[Data listing]
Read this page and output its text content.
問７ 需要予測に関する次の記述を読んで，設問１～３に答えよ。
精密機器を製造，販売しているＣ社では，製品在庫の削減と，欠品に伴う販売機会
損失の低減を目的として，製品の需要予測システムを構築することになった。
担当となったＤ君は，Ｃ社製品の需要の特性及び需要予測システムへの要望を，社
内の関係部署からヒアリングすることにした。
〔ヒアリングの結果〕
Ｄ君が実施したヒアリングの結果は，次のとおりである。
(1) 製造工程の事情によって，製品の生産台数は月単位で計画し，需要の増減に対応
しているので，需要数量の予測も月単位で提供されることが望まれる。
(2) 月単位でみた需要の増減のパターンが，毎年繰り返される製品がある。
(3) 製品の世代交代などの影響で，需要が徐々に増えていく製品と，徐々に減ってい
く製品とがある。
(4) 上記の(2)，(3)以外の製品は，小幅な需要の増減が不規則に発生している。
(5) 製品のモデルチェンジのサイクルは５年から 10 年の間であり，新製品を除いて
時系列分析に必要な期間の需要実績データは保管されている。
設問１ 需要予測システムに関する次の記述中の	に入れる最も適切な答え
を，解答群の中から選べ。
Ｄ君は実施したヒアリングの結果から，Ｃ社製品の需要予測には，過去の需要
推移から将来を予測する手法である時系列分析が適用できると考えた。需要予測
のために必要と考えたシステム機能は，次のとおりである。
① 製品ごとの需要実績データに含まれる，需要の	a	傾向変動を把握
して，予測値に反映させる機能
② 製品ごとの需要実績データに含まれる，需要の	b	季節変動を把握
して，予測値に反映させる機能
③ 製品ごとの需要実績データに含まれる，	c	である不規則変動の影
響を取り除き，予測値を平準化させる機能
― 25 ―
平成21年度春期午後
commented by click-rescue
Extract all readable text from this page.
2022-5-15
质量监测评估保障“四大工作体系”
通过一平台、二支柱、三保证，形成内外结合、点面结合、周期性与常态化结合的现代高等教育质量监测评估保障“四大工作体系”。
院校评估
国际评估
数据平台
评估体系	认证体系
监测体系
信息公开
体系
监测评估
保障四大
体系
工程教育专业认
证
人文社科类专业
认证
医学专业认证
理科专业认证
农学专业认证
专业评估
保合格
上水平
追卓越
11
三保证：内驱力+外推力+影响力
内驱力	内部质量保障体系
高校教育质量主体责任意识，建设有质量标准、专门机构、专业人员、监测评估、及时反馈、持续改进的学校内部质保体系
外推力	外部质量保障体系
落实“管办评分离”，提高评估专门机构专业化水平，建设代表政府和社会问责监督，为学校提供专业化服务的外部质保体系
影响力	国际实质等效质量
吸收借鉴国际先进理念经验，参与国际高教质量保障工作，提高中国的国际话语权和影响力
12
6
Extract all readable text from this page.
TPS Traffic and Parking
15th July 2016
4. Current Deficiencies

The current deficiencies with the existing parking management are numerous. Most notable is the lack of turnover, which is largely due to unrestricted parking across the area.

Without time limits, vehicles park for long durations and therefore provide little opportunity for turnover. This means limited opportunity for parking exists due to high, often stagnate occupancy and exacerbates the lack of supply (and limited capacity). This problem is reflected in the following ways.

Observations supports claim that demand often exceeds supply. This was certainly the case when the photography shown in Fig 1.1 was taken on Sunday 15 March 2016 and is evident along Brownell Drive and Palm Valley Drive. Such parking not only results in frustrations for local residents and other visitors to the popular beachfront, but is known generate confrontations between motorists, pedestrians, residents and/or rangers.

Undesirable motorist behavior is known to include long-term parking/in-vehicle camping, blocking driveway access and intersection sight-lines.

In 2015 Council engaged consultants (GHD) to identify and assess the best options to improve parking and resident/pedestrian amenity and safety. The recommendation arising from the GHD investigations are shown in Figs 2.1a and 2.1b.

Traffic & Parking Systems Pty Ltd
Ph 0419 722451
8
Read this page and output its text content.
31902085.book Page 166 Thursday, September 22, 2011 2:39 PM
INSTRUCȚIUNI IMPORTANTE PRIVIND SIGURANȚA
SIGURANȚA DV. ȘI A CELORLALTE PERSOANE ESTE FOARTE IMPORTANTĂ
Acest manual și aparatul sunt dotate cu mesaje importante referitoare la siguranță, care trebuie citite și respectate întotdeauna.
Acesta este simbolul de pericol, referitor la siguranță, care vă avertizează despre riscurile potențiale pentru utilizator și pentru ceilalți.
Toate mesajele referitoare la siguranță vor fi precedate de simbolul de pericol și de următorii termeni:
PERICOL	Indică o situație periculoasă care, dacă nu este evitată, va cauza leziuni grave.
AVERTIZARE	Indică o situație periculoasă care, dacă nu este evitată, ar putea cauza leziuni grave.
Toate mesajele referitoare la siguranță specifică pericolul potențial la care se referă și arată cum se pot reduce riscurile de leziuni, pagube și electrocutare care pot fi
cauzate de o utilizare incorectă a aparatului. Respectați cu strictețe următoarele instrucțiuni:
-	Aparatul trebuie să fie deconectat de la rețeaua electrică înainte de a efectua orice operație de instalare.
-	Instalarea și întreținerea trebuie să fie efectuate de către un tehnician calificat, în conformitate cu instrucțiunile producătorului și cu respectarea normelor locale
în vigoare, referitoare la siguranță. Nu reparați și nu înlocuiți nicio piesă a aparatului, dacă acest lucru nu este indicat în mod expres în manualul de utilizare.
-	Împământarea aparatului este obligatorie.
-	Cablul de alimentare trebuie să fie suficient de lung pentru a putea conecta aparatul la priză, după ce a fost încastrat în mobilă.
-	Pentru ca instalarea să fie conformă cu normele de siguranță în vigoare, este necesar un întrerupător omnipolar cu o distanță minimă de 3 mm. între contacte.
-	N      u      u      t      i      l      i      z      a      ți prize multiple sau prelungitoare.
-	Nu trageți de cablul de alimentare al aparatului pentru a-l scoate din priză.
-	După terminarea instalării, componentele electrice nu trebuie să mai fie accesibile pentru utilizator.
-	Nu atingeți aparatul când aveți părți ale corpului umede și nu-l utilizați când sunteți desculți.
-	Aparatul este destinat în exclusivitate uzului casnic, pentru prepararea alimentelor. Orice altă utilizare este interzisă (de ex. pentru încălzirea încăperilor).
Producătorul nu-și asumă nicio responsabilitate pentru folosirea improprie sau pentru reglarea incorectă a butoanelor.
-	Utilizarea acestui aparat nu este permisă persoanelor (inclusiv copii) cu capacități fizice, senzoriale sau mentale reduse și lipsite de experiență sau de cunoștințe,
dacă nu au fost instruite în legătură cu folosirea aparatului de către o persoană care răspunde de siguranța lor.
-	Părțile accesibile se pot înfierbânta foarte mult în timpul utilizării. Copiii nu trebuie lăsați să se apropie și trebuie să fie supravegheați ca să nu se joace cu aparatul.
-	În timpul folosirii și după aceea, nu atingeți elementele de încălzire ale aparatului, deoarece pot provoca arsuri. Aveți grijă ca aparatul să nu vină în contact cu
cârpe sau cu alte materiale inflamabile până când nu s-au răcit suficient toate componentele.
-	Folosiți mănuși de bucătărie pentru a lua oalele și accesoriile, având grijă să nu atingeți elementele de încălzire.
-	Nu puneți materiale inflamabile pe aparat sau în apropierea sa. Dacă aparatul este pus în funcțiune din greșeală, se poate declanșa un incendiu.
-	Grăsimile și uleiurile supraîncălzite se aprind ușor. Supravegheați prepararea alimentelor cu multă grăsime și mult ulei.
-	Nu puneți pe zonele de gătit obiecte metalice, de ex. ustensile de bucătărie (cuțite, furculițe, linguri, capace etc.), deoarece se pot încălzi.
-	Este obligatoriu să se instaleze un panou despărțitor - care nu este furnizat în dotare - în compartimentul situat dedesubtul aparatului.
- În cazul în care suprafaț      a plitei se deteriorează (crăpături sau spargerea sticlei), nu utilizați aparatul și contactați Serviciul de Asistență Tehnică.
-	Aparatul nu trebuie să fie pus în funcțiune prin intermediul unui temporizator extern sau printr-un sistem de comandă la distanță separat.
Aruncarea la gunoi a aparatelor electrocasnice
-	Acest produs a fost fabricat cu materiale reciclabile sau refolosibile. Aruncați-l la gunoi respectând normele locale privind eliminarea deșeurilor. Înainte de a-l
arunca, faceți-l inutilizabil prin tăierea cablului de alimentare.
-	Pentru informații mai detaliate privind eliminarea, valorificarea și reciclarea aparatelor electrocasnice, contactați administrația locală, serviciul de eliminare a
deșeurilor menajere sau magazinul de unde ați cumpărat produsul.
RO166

To do: Pull out each line of the records holding the string "normele".

The answer:
-	Pentru ca instalarea să fie conformă cu normele de siguranță în vigoare, este necesar un întrerupător omnipolar cu o distanță minimă de 3 mm. între contacte.
-	Acest produs a fost fabricat cu materiale reciclabile sau refolosibile. Aruncați-l la gunoi respectând normele locale privind eliminarea deșeurilor. Înainte de a-l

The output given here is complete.